SOURCE PASSAGE:
There were three main types of Venationes:
- “venatio direptionis” where the spectators were invited to hunt the animals in the arena and take home what they could.
- Venationes where the animals fought against one another
- And finally venationes where men, women or trained gladiators called “bestiarii” fought against the animals
As with the “munus gladiatorum” (offerings of gladiatorial shows), the “venationes” would normally start with a parade around the arena. The animals were dressed up in the most colourful manner and might even be caricatured as famous people.
The venatio direptionis
, was not dissimilar to a fully fledged safari which allowed the spectators a more active participation. The Arena would be filled with wild scenery such as a jungle and hundreds of animals introduced through the many lifts and hatches. The beasts involved would normally be less dangerous species such as boars and deer.
Before the event, the spectators might receive tickets called “missilia” which denoted the prize they should catch (and take home) or that they could pick up under certain conditions from government offices, such as a prize for catching the first beast. The hunt in honour of Diana at the inauguration of the Colosseum included five thousand beasts in a single day.

DATA:
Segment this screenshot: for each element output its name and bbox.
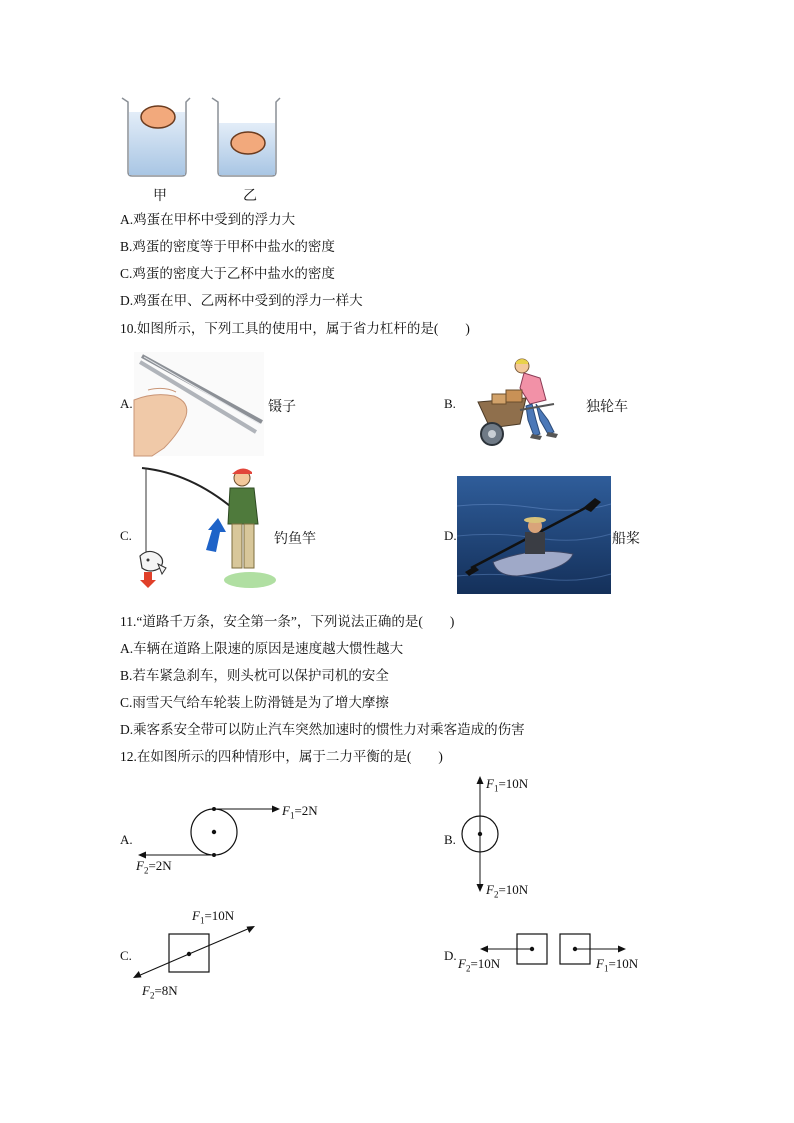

GIVEN EXERCISE:
Continue the passage on Roman venationes, starting right after its last sentence.

OUTPUT FOR THIS EXERCISE:
On the more ferocious side, all types of animals were used such as bears, lions, tigers, rhinoceros and so on. Sometimes they were chained together in pairs or small groups and other times they were free to attack one another in packs or one type of animal would be pitched against another. For example pitching a carnivore against a herbivore or having two unusual carnivores fight one another such as for example a bear against a crocodile.
Calphurnius suggests there were even fights between bears and huge sea monsters which were made to fight in an arena filled with water:
Nec nobis tantum sylvestria cenere monstra
Contigit, aequoreos ego cum certantibus ursis
Spectavi vitulos. (Eclog.7)
Amongst his various achievements, Julius Caesar was the first to offer a fight amongst Lions and on his defeat of his adversary Pompey he included forty elephants also. But in a sense this was small fry when compared with later exhibitions: On Titus’ opening celebrations of the Colosseum it is recorded that 10,000 wild beasts were put on show and a little later Trajan presented 11,000 of which 3,000 died over two days alone. A carnage.
One wonders at the sheer ability of those who dressed up and led these wild and nervous animals on such a parade. We balk at the thought of at least half of them being killed and eaten by the other half. The stench of blood and rotting flesh in the sun must have been unbearable.
The third variation on the theme was to use these animals against trained humans called “bestiarii” or “venatores” who according to the type of show might fight the beast to the death or would allow the beast to get so far but would then hide themselves behind protective barriers. Juvenal tells us that even women joined in and went as far as entering the arena bare breasted. In a similar vein Martial compliments emperor Domitian for the women joining in the games.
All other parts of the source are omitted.